Data entries:
[start]
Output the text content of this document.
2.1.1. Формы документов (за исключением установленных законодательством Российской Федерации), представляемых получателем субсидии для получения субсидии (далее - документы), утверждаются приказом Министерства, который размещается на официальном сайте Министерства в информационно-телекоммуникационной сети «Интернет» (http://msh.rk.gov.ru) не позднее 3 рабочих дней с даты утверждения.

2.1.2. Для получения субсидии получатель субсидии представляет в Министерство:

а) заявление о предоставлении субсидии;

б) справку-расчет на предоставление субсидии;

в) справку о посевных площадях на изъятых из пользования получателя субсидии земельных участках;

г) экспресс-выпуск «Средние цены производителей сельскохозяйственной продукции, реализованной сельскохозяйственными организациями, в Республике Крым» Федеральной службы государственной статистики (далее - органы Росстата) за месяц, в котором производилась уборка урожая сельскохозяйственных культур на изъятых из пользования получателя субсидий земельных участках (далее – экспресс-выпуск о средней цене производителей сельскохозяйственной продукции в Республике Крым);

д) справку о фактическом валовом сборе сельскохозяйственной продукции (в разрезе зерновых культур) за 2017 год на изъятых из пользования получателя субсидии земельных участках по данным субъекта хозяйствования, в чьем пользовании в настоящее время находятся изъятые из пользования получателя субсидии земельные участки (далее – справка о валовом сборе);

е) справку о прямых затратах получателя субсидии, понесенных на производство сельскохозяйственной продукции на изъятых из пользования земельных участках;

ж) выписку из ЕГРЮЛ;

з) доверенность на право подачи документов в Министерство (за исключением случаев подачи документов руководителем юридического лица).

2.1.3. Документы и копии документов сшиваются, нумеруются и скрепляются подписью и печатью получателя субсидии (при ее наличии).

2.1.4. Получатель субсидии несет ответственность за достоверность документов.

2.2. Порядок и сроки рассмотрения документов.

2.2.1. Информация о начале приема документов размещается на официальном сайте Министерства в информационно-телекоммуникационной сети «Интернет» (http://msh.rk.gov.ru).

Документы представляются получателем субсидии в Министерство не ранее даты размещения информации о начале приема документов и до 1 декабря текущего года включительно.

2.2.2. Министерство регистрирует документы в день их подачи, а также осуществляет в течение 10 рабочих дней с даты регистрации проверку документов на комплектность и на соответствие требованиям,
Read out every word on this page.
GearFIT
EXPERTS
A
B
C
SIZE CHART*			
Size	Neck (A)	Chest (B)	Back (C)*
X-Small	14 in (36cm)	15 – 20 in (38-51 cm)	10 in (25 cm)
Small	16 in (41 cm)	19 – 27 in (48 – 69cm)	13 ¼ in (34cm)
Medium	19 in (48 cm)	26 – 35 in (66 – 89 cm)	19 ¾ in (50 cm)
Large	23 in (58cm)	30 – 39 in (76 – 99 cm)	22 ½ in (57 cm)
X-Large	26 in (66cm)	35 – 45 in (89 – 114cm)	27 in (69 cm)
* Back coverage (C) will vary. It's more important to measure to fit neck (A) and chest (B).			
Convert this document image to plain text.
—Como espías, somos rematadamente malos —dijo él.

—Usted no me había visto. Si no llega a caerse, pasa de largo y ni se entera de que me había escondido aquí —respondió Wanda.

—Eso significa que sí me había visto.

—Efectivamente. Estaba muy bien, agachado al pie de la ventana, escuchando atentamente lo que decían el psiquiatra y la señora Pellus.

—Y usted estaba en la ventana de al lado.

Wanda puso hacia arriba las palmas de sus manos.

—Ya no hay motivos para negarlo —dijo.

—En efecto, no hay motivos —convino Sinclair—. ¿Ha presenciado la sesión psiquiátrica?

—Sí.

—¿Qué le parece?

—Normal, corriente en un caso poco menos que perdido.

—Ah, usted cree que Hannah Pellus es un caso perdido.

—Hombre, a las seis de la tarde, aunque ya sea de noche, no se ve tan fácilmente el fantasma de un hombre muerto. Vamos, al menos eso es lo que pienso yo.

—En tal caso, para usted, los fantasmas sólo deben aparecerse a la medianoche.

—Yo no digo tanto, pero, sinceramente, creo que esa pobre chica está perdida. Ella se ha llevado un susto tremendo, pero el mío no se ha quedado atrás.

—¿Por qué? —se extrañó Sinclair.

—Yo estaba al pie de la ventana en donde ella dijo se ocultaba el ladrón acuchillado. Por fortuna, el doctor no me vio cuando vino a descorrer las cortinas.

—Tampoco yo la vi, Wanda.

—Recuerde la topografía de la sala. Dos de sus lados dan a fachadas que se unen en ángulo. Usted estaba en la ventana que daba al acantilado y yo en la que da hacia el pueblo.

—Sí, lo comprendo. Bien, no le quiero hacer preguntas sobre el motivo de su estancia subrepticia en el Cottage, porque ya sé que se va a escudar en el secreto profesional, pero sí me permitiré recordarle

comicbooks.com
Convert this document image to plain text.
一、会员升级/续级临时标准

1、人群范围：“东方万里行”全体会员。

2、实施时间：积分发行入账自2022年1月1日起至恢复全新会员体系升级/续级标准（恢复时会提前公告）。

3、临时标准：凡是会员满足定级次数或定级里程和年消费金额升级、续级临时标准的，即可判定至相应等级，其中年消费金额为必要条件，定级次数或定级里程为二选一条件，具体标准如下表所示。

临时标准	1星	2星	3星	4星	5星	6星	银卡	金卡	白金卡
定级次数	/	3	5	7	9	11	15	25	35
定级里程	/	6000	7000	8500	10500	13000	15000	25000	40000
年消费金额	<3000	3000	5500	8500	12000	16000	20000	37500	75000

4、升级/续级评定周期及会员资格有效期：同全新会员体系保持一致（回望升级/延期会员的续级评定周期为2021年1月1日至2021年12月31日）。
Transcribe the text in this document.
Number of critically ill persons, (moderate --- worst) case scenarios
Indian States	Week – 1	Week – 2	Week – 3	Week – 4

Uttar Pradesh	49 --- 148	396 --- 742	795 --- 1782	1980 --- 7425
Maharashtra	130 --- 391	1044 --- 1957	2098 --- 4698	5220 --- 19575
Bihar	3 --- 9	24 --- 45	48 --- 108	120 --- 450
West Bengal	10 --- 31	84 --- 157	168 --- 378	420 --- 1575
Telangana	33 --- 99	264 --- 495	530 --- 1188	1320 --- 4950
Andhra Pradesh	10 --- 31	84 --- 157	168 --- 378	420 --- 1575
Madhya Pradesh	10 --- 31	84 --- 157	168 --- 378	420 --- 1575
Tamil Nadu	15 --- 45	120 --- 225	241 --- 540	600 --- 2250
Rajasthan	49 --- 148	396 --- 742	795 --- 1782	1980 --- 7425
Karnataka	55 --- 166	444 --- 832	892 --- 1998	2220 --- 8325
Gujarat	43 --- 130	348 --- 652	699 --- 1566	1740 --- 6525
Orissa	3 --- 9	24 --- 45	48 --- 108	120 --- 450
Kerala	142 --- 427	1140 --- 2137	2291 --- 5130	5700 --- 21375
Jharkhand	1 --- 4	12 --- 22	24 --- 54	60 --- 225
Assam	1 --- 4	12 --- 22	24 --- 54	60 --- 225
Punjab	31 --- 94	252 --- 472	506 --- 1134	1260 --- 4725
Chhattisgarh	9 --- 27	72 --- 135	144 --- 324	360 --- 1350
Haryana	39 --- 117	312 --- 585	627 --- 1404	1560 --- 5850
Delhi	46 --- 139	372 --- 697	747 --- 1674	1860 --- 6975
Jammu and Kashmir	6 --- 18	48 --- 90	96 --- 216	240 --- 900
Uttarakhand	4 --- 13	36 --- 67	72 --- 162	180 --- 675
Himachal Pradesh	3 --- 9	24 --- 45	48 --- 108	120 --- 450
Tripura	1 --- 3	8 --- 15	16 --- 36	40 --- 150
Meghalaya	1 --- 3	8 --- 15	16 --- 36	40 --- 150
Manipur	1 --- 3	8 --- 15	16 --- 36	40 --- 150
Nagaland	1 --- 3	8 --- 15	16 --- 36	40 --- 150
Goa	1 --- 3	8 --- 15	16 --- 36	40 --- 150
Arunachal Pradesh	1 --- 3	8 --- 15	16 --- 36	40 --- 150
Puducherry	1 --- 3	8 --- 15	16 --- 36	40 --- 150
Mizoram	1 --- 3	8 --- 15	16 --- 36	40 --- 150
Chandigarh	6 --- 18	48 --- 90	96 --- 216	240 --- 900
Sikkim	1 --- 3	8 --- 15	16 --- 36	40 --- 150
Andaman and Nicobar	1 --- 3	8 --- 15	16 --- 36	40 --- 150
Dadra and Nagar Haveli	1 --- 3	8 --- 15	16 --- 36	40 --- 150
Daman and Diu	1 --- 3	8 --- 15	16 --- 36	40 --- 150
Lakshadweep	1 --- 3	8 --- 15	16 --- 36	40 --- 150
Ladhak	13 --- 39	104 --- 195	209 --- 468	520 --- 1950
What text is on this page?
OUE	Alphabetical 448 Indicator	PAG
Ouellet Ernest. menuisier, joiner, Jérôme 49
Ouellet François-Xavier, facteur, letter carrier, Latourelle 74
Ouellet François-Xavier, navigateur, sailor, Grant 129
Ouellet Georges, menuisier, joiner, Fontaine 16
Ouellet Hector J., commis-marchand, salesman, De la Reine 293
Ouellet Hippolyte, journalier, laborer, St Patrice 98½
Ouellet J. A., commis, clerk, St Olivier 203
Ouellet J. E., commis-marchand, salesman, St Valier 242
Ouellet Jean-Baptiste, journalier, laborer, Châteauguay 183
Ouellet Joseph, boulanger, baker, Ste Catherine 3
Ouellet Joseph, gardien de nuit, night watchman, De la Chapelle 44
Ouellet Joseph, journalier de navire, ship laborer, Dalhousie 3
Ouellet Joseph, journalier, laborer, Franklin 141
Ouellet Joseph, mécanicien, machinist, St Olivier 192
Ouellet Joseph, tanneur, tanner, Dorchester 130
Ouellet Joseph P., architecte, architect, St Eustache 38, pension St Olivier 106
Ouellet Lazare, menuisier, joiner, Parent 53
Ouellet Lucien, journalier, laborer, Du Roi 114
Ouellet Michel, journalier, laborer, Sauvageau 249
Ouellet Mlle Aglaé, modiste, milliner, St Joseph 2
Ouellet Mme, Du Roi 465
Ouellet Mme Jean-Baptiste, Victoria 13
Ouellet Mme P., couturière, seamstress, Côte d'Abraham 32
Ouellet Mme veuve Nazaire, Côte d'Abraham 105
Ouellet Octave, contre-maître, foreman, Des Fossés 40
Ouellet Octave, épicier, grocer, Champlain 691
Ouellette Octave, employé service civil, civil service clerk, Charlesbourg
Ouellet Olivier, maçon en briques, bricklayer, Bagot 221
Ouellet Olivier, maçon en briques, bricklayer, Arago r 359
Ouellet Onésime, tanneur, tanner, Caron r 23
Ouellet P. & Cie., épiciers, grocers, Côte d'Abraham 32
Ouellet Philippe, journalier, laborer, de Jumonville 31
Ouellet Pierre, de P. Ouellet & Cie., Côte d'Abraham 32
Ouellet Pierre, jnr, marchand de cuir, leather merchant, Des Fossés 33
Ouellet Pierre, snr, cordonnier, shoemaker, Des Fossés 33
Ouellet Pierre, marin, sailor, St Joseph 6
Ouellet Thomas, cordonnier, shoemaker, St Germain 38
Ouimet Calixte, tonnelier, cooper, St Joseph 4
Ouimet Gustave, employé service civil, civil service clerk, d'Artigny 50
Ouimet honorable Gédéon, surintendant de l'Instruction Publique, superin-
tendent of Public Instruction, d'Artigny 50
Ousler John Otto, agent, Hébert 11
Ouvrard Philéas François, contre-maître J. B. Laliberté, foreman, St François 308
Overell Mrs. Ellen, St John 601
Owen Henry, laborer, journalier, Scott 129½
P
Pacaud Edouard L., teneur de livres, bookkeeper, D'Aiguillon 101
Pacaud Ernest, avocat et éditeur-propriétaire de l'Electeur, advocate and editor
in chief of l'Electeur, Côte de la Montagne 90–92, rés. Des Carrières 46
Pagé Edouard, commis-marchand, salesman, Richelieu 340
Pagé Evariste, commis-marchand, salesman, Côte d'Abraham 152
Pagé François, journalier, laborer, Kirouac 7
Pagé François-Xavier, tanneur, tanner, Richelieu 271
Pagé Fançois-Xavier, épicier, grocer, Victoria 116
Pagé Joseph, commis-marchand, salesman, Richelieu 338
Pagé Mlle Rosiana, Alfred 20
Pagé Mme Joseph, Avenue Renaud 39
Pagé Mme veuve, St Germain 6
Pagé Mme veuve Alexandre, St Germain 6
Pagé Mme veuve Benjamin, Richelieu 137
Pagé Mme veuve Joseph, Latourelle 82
[end]
Exercise prompt -
Give only the number of lines in the data that include the string "shoemaker".

Problem solution -
2